== EXERCISE ==
The entries below contain pictures. Retype everything except those pictures, exactly as given.

== SOURCE MATERIAL ==

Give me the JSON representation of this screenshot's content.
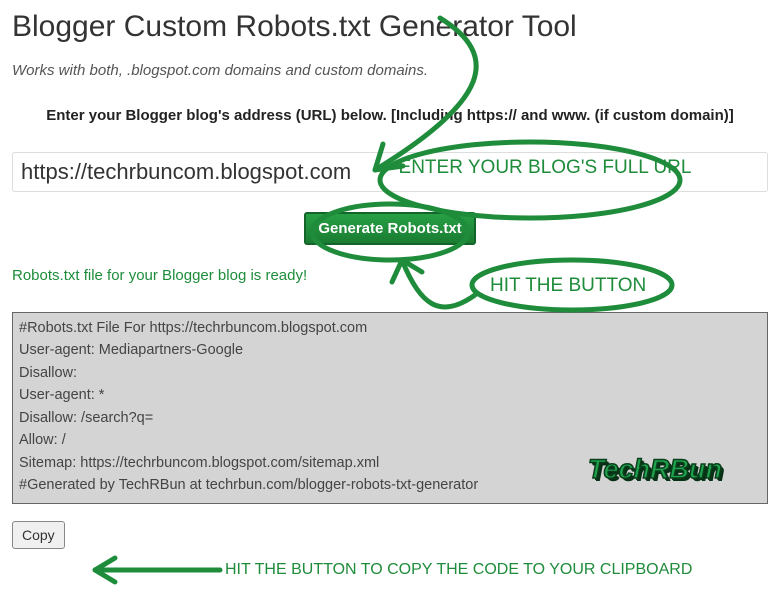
{
  "title": "Blogger Custom Robots.txt Generator Tool",
  "subtitle": "Works with both, .blogspot.com domains and custom domains.",
  "instruction": "Enter your Blogger blog's address (URL) below. [Including https:// and www. (if custom domain)]",
  "url_value": "https://techrbuncom.blogspot.com",
  "generate_label": "Generate Robots.txt",
  "ready_message": "Robots.txt file for your Blogger blog is ready!",
  "output_text": "#Robots.txt File For https://techrbuncom.blogspot.com\nUser-agent: Mediapartners-Google\nDisallow:\nUser-agent: *\nDisallow: /search?q=\nAllow: /\nSitemap: https://techrbuncom.blogspot.com/sitemap.xml\n#Generated by TechRBun at techrbun.com/blogger-robots-txt-generator",
  "copy_label": "Copy",
  "annotations": {
    "enter_url": "ENTER YOUR BLOG'S FULL URL",
    "hit_button": "HIT THE BUTTON",
    "copy_hint": "HIT THE BUTTON TO COPY THE CODE TO YOUR CLIPBOARD"
  },
  "logo_text": "TechRBun",
  "colors": {
    "accent": "#1e8c3a"
  }
}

== RESULT OF THIS EXERCISE ==
Give me the JSON representation of this screenshot's content.
{
  "title": "Blogger Custom Robots.txt Generator Tool",
  "subtitle": "Works with both, .blogspot.com domains and custom domains.",
  "instruction": "Enter your Blogger blog's address (URL) below. [Including https:// and www. (if custom domain)]",
  "url_value": "https://techrbuncom.blogspot.com",
  "generate_label": "Generate Robots.txt",
  "ready_message": "Robots.txt file for your Blogger blog is ready!",
  "output_text": "#Robots.txt File For https://techrbuncom.blogspot.com\nUser-agent: Mediapartners-Google\nDisallow:\nUser-agent: *\nDisallow: /search?q=\nAllow: /\nSitemap: https://techrbuncom.blogspot.com/sitemap.xml\n#Generated by TechRBun at techrbun.com/blogger-robots-txt-generator",
  "copy_label": "Copy",
  "annotations": {
    "enter_url": "ENTER YOUR BLOG'S FULL URL",
    "hit_button": "HIT THE BUTTON",
    "copy_hint": "HIT THE BUTTON TO COPY THE CODE TO YOUR CLIPBOARD"
  },
  "logo_text": "TechRBun",
  "colors": {
    "accent": "#1e8c3a"
  }
}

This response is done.